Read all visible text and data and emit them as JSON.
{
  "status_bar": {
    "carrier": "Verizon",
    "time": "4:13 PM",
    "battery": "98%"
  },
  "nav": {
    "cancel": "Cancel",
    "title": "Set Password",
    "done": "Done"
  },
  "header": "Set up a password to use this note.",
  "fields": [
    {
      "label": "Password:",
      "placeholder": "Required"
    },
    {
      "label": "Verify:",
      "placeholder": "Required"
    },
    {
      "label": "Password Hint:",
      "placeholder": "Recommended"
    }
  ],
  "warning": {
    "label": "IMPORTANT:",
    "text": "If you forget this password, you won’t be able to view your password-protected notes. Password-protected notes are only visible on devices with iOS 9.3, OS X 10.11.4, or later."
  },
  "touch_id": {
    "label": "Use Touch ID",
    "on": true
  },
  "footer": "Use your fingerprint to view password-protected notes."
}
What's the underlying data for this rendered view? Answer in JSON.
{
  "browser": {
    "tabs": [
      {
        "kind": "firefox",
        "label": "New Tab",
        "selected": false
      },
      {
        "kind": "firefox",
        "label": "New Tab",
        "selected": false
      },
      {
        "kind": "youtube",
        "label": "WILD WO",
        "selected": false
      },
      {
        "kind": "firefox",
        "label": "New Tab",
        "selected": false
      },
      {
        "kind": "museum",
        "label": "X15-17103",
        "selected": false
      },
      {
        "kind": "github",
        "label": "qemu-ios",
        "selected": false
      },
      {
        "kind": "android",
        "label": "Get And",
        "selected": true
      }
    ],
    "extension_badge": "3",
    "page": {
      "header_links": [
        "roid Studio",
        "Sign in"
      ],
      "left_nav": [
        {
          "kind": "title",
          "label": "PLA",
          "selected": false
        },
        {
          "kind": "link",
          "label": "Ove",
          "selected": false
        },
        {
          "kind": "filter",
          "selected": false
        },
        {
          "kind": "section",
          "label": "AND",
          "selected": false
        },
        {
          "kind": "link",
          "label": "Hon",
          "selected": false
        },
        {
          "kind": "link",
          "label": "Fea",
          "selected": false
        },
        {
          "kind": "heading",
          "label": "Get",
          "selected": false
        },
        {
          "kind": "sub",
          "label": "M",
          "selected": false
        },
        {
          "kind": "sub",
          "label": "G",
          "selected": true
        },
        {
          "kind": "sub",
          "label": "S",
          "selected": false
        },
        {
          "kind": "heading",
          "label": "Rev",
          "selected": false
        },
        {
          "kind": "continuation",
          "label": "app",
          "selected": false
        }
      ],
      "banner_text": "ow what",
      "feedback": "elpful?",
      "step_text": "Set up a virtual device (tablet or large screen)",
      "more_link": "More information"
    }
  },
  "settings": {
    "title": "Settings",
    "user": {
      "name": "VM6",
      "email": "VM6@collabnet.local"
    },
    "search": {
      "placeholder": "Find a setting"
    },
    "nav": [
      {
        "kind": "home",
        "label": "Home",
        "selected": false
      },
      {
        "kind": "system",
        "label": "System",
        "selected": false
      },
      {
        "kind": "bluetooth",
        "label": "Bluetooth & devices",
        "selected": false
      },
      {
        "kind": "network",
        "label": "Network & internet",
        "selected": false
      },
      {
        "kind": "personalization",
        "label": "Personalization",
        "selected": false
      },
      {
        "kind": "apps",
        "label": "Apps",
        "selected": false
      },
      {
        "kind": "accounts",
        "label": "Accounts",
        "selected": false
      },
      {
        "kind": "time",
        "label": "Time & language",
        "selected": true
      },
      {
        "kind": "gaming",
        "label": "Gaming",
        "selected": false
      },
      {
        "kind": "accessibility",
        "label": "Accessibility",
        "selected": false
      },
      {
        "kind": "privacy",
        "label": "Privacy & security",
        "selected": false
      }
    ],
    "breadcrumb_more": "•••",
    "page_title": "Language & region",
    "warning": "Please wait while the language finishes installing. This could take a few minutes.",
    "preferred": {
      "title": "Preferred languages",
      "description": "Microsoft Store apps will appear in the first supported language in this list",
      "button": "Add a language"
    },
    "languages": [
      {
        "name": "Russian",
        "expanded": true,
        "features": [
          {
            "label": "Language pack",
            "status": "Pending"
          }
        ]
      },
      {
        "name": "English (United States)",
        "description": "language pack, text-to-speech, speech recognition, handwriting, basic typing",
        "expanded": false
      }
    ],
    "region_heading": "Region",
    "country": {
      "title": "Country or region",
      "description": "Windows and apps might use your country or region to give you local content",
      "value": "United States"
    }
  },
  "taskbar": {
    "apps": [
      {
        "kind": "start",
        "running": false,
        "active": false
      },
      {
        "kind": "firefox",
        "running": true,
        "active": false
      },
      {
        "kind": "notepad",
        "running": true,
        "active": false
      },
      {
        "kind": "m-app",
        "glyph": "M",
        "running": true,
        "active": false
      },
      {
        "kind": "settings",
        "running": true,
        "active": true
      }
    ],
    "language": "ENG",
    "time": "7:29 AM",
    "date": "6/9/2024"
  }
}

------------------------------

Aim: Return all of the entries exactly as they were supplied.

Final result:
Read all visible text and data and emit them as JSON.
{
  "status_bar": {
    "carrier": "Verizon",
    "time": "4:13 PM",
    "battery": "98%"
  },
  "nav": {
    "cancel": "Cancel",
    "title": "Set Password",
    "done": "Done"
  },
  "header": "Set up a password to use this note.",
  "fields": [
    {
      "label": "Password:",
      "placeholder": "Required"
    },
    {
      "label": "Verify:",
      "placeholder": "Required"
    },
    {
      "label": "Password Hint:",
      "placeholder": "Recommended"
    }
  ],
  "warning": {
    "label": "IMPORTANT:",
    "text": "If you forget this password, you won’t be able to view your password-protected notes. Password-protected notes are only visible on devices with iOS 9.3, OS X 10.11.4, or later."
  },
  "touch_id": {
    "label": "Use Touch ID",
    "on": true
  },
  "footer": "Use your fingerprint to view password-protected notes."
}
What's the underlying data for this rendered view? Answer in JSON.
{
  "browser": {
    "tabs": [
      {
        "kind": "firefox",
        "label": "New Tab",
        "selected": false
      },
      {
        "kind": "firefox",
        "label": "New Tab",
        "selected": false
      },
      {
        "kind": "youtube",
        "label": "WILD WO",
        "selected": false
      },
      {
        "kind": "firefox",
        "label": "New Tab",
        "selected": false
      },
      {
        "kind": "museum",
        "label": "X15-17103",
        "selected": false
      },
      {
        "kind": "github",
        "label": "qemu-ios",
        "selected": false
      },
      {
        "kind": "android",
        "label": "Get And",
        "selected": true
      }
    ],
    "extension_badge": "3",
    "page": {
      "header_links": [
        "roid Studio",
        "Sign in"
      ],
      "left_nav": [
        {
          "kind": "title",
          "label": "PLA",
          "selected": false
        },
        {
          "kind": "link",
          "label": "Ove",
          "selected": false
        },
        {
          "kind": "filter",
          "selected": false
        },
        {
          "kind": "section",
          "label": "AND",
          "selected": false
        },
        {
          "kind": "link",
          "label": "Hon",
          "selected": false
        },
        {
          "kind": "link",
          "label": "Fea",
          "selected": false
        },
        {
          "kind": "heading",
          "label": "Get",
          "selected": false
        },
        {
          "kind": "sub",
          "label": "M",
          "selected": false
        },
        {
          "kind": "sub",
          "label": "G",
          "selected": true
        },
        {
          "kind": "sub",
          "label": "S",
          "selected": false
        },
        {
          "kind": "heading",
          "label": "Rev",
          "selected": false
        },
        {
          "kind": "continuation",
          "label": "app",
          "selected": false
        }
      ],
      "banner_text": "ow what",
      "feedback": "elpful?",
      "step_text": "Set up a virtual device (tablet or large screen)",
      "more_link": "More information"
    }
  },
  "settings": {
    "title": "Settings",
    "user": {
      "name": "VM6",
      "email": "VM6@collabnet.local"
    },
    "search": {
      "placeholder": "Find a setting"
    },
    "nav": [
      {
        "kind": "home",
        "label": "Home",
        "selected": false
      },
      {
        "kind": "system",
        "label": "System",
        "selected": false
      },
      {
        "kind": "bluetooth",
        "label": "Bluetooth & devices",
        "selected": false
      },
      {
        "kind": "network",
        "label": "Network & internet",
        "selected": false
      },
      {
        "kind": "personalization",
        "label": "Personalization",
        "selected": false
      },
      {
        "kind": "apps",
        "label": "Apps",
        "selected": false
      },
      {
        "kind": "accounts",
        "label": "Accounts",
        "selected": false
      },
      {
        "kind": "time",
        "label": "Time & language",
        "selected": true
      },
      {
        "kind": "gaming",
        "label": "Gaming",
        "selected": false
      },
      {
        "kind": "accessibility",
        "label": "Accessibility",
        "selected": false
      },
      {
        "kind": "privacy",
        "label": "Privacy & security",
        "selected": false
      }
    ],
    "breadcrumb_more": "•••",
    "page_title": "Language & region",
    "warning": "Please wait while the language finishes installing. This could take a few minutes.",
    "preferred": {
      "title": "Preferred languages",
      "description": "Microsoft Store apps will appear in the first supported language in this list",
      "button": "Add a language"
    },
    "languages": [
      {
        "name": "Russian",
        "expanded": true,
        "features": [
          {
            "label": "Language pack",
            "status": "Pending"
          }
        ]
      },
      {
        "name": "English (United States)",
        "description": "language pack, text-to-speech, speech recognition, handwriting, basic typing",
        "expanded": false
      }
    ],
    "region_heading": "Region",
    "country": {
      "title": "Country or region",
      "description": "Windows and apps might use your country or region to give you local content",
      "value": "United States"
    }
  },
  "taskbar": {
    "apps": [
      {
        "kind": "start",
        "running": false,
        "active": false
      },
      {
        "kind": "firefox",
        "running": true,
        "active": false
      },
      {
        "kind": "notepad",
        "running": true,
        "active": false
      },
      {
        "kind": "m-app",
        "glyph": "M",
        "running": true,
        "active": false
      },
      {
        "kind": "settings",
        "running": true,
        "active": true
      }
    ],
    "language": "ENG",
    "time": "7:29 AM",
    "date": "6/9/2024"
  }
}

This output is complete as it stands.